__What to produce__: Repeat the listing in full, word for word.

(Dataset excerpt)
--

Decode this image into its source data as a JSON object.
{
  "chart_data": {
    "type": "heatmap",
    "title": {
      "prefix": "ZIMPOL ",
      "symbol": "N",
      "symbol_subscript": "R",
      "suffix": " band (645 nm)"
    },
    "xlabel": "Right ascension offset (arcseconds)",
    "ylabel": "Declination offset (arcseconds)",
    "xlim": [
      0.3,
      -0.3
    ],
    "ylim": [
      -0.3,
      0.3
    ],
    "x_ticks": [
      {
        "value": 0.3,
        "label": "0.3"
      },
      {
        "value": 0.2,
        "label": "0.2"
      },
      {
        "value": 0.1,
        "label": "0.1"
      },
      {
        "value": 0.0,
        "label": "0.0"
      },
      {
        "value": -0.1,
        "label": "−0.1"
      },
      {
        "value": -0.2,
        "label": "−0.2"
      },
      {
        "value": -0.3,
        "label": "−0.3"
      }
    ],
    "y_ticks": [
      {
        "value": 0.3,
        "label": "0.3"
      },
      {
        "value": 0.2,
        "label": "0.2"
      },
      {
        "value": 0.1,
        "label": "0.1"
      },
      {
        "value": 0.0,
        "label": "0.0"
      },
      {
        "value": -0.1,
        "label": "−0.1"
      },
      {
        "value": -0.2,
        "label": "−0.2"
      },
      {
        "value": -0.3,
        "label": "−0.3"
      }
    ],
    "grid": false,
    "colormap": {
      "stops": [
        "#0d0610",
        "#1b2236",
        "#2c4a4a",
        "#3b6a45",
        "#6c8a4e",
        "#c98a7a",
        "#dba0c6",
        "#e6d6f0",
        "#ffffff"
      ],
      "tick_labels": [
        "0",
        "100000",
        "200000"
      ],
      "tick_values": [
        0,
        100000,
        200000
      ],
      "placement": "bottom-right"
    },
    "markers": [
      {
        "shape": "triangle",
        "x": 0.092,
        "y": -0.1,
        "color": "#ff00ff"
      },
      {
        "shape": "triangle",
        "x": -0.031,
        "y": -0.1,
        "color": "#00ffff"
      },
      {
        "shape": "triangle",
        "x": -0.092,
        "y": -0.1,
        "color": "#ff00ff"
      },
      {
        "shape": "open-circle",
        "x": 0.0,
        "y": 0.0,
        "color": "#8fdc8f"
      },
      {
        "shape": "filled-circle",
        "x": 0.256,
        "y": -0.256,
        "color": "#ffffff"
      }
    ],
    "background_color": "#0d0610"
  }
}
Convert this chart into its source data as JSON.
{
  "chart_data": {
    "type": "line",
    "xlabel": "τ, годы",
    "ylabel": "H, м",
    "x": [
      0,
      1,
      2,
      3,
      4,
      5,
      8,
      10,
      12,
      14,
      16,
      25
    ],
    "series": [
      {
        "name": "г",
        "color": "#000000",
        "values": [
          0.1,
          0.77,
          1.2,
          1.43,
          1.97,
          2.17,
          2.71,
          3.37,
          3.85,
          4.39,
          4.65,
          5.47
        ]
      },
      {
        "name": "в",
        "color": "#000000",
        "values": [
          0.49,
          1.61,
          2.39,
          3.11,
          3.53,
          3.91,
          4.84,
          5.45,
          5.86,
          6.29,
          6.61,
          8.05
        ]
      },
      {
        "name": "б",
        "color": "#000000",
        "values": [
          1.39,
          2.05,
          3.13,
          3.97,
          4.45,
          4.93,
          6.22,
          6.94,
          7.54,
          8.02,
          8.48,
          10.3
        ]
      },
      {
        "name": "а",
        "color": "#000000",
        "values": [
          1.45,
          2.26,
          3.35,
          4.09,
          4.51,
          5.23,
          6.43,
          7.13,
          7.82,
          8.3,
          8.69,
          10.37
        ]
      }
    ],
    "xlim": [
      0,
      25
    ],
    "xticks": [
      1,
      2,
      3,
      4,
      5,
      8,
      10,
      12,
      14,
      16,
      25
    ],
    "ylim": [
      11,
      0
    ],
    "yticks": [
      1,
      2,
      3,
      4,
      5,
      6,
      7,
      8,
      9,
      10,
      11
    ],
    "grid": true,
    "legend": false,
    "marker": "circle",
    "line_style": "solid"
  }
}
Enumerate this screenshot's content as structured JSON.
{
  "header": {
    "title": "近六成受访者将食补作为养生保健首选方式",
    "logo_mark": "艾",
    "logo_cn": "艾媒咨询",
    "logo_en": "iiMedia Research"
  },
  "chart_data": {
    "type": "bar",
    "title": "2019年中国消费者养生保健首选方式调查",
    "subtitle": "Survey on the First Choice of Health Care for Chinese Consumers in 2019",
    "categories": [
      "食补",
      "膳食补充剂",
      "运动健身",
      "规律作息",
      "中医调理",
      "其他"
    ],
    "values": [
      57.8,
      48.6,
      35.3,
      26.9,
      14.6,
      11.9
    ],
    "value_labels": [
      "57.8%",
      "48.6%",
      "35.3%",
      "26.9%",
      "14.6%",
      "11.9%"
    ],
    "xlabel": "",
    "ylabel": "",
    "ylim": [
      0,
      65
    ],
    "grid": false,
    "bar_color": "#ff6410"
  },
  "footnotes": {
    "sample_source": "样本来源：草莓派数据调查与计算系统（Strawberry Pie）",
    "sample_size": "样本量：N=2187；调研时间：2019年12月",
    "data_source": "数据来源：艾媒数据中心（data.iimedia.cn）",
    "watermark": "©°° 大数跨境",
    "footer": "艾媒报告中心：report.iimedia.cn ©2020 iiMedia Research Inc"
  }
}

--

__Reply to the exercise__:
Decode this image into its source data as a JSON object.
{
  "chart_data": {
    "type": "heatmap",
    "title": {
      "prefix": "ZIMPOL ",
      "symbol": "N",
      "symbol_subscript": "R",
      "suffix": " band (645 nm)"
    },
    "xlabel": "Right ascension offset (arcseconds)",
    "ylabel": "Declination offset (arcseconds)",
    "xlim": [
      0.3,
      -0.3
    ],
    "ylim": [
      -0.3,
      0.3
    ],
    "x_ticks": [
      {
        "value": 0.3,
        "label": "0.3"
      },
      {
        "value": 0.2,
        "label": "0.2"
      },
      {
        "value": 0.1,
        "label": "0.1"
      },
      {
        "value": 0.0,
        "label": "0.0"
      },
      {
        "value": -0.1,
        "label": "−0.1"
      },
      {
        "value": -0.2,
        "label": "−0.2"
      },
      {
        "value": -0.3,
        "label": "−0.3"
      }
    ],
    "y_ticks": [
      {
        "value": 0.3,
        "label": "0.3"
      },
      {
        "value": 0.2,
        "label": "0.2"
      },
      {
        "value": 0.1,
        "label": "0.1"
      },
      {
        "value": 0.0,
        "label": "0.0"
      },
      {
        "value": -0.1,
        "label": "−0.1"
      },
      {
        "value": -0.2,
        "label": "−0.2"
      },
      {
        "value": -0.3,
        "label": "−0.3"
      }
    ],
    "grid": false,
    "colormap": {
      "stops": [
        "#0d0610",
        "#1b2236",
        "#2c4a4a",
        "#3b6a45",
        "#6c8a4e",
        "#c98a7a",
        "#dba0c6",
        "#e6d6f0",
        "#ffffff"
      ],
      "tick_labels": [
        "0",
        "100000",
        "200000"
      ],
      "tick_values": [
        0,
        100000,
        200000
      ],
      "placement": "bottom-right"
    },
    "markers": [
      {
        "shape": "triangle",
        "x": 0.092,
        "y": -0.1,
        "color": "#ff00ff"
      },
      {
        "shape": "triangle",
        "x": -0.031,
        "y": -0.1,
        "color": "#00ffff"
      },
      {
        "shape": "triangle",
        "x": -0.092,
        "y": -0.1,
        "color": "#ff00ff"
      },
      {
        "shape": "open-circle",
        "x": 0.0,
        "y": 0.0,
        "color": "#8fdc8f"
      },
      {
        "shape": "filled-circle",
        "x": 0.256,
        "y": -0.256,
        "color": "#ffffff"
      }
    ],
    "background_color": "#0d0610"
  }
}
Convert this chart into its source data as JSON.
{
  "chart_data": {
    "type": "line",
    "xlabel": "τ, годы",
    "ylabel": "H, м",
    "x": [
      0,
      1,
      2,
      3,
      4,
      5,
      8,
      10,
      12,
      14,
      16,
      25
    ],
    "series": [
      {
        "name": "г",
        "color": "#000000",
        "values": [
          0.1,
          0.77,
          1.2,
          1.43,
          1.97,
          2.17,
          2.71,
          3.37,
          3.85,
          4.39,
          4.65,
          5.47
        ]
      },
      {
        "name": "в",
        "color": "#000000",
        "values": [
          0.49,
          1.61,
          2.39,
          3.11,
          3.53,
          3.91,
          4.84,
          5.45,
          5.86,
          6.29,
          6.61,
          8.05
        ]
      },
      {
        "name": "б",
        "color": "#000000",
        "values": [
          1.39,
          2.05,
          3.13,
          3.97,
          4.45,
          4.93,
          6.22,
          6.94,
          7.54,
          8.02,
          8.48,
          10.3
        ]
      },
      {
        "name": "а",
        "color": "#000000",
        "values": [
          1.45,
          2.26,
          3.35,
          4.09,
          4.51,
          5.23,
          6.43,
          7.13,
          7.82,
          8.3,
          8.69,
          10.37
        ]
      }
    ],
    "xlim": [
      0,
      25
    ],
    "xticks": [
      1,
      2,
      3,
      4,
      5,
      8,
      10,
      12,
      14,
      16,
      25
    ],
    "ylim": [
      11,
      0
    ],
    "yticks": [
      1,
      2,
      3,
      4,
      5,
      6,
      7,
      8,
      9,
      10,
      11
    ],
    "grid": true,
    "legend": false,
    "marker": "circle",
    "line_style": "solid"
  }
}
Enumerate this screenshot's content as structured JSON.
{
  "header": {
    "title": "近六成受访者将食补作为养生保健首选方式",
    "logo_mark": "艾",
    "logo_cn": "艾媒咨询",
    "logo_en": "iiMedia Research"
  },
  "chart_data": {
    "type": "bar",
    "title": "2019年中国消费者养生保健首选方式调查",
    "subtitle": "Survey on the First Choice of Health Care for Chinese Consumers in 2019",
    "categories": [
      "食补",
      "膳食补充剂",
      "运动健身",
      "规律作息",
      "中医调理",
      "其他"
    ],
    "values": [
      57.8,
      48.6,
      35.3,
      26.9,
      14.6,
      11.9
    ],
    "value_labels": [
      "57.8%",
      "48.6%",
      "35.3%",
      "26.9%",
      "14.6%",
      "11.9%"
    ],
    "xlabel": "",
    "ylabel": "",
    "ylim": [
      0,
      65
    ],
    "grid": false,
    "bar_color": "#ff6410"
  },
  "footnotes": {
    "sample_source": "样本来源：草莓派数据调查与计算系统（Strawberry Pie）",
    "sample_size": "样本量：N=2187；调研时间：2019年12月",
    "data_source": "数据来源：艾媒数据中心（data.iimedia.cn）",
    "watermark": "©°° 大数跨境",
    "footer": "艾媒报告中心：report.iimedia.cn ©2020 iiMedia Research Inc"
  }
}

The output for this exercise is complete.